All entries below are to be set down again, identical to the source.

══ MATERIAL FOR THIS TASK ══

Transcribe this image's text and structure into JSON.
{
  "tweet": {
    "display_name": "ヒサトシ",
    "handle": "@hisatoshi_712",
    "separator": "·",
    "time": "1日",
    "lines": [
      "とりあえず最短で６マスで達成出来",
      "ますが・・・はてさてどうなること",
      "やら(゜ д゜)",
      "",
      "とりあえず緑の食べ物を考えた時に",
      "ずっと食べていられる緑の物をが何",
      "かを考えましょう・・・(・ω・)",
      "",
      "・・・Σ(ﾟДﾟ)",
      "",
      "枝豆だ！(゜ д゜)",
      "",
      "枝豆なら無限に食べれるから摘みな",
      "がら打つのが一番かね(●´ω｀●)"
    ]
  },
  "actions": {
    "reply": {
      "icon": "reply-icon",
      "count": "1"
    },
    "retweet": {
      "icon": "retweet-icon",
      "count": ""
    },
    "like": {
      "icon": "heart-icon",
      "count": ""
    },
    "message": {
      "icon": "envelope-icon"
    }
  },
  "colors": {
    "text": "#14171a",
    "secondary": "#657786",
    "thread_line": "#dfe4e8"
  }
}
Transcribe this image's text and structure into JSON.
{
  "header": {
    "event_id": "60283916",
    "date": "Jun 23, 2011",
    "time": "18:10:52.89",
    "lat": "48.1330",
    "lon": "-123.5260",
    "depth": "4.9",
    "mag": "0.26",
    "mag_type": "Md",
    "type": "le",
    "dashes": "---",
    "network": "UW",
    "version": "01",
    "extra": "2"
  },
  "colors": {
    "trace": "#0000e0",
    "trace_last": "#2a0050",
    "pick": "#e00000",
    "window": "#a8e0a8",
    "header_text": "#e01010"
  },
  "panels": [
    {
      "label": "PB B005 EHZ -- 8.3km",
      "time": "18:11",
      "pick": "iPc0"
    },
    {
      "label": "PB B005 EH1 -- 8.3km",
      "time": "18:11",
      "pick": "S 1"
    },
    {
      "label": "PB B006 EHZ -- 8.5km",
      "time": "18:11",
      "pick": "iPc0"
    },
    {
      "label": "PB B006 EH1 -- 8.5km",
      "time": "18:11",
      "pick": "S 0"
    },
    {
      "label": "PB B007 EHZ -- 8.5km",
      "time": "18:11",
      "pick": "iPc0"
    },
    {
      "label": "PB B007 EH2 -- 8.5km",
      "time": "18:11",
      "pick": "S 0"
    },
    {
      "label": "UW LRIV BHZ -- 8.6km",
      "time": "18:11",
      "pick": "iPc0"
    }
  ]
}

═══

▶ [EXPECTED ANSWER]
Transcribe this image's text and structure into JSON.
{
  "tweet": {
    "display_name": "ヒサトシ",
    "handle": "@hisatoshi_712",
    "separator": "·",
    "time": "1日",
    "lines": [
      "とりあえず最短で６マスで達成出来",
      "ますが・・・はてさてどうなること",
      "やら(゜ д゜)",
      "",
      "とりあえず緑の食べ物を考えた時に",
      "ずっと食べていられる緑の物をが何",
      "かを考えましょう・・・(・ω・)",
      "",
      "・・・Σ(ﾟДﾟ)",
      "",
      "枝豆だ！(゜ д゜)",
      "",
      "枝豆なら無限に食べれるから摘みな",
      "がら打つのが一番かね(●´ω｀●)"
    ]
  },
  "actions": {
    "reply": {
      "icon": "reply-icon",
      "count": "1"
    },
    "retweet": {
      "icon": "retweet-icon",
      "count": ""
    },
    "like": {
      "icon": "heart-icon",
      "count": ""
    },
    "message": {
      "icon": "envelope-icon"
    }
  },
  "colors": {
    "text": "#14171a",
    "secondary": "#657786",
    "thread_line": "#dfe4e8"
  }
}
Transcribe this image's text and structure into JSON.
{
  "header": {
    "event_id": "60283916",
    "date": "Jun 23, 2011",
    "time": "18:10:52.89",
    "lat": "48.1330",
    "lon": "-123.5260",
    "depth": "4.9",
    "mag": "0.26",
    "mag_type": "Md",
    "type": "le",
    "dashes": "---",
    "network": "UW",
    "version": "01",
    "extra": "2"
  },
  "colors": {
    "trace": "#0000e0",
    "trace_last": "#2a0050",
    "pick": "#e00000",
    "window": "#a8e0a8",
    "header_text": "#e01010"
  },
  "panels": [
    {
      "label": "PB B005 EHZ -- 8.3km",
      "time": "18:11",
      "pick": "iPc0"
    },
    {
      "label": "PB B005 EH1 -- 8.3km",
      "time": "18:11",
      "pick": "S 1"
    },
    {
      "label": "PB B006 EHZ -- 8.5km",
      "time": "18:11",
      "pick": "iPc0"
    },
    {
      "label": "PB B006 EH1 -- 8.5km",
      "time": "18:11",
      "pick": "S 0"
    },
    {
      "label": "PB B007 EHZ -- 8.5km",
      "time": "18:11",
      "pick": "iPc0"
    },
    {
      "label": "PB B007 EH2 -- 8.5km",
      "time": "18:11",
      "pick": "S 0"
    },
    {
      "label": "UW LRIV BHZ -- 8.6km",
      "time": "18:11",
      "pick": "iPc0"
    }
  ]
}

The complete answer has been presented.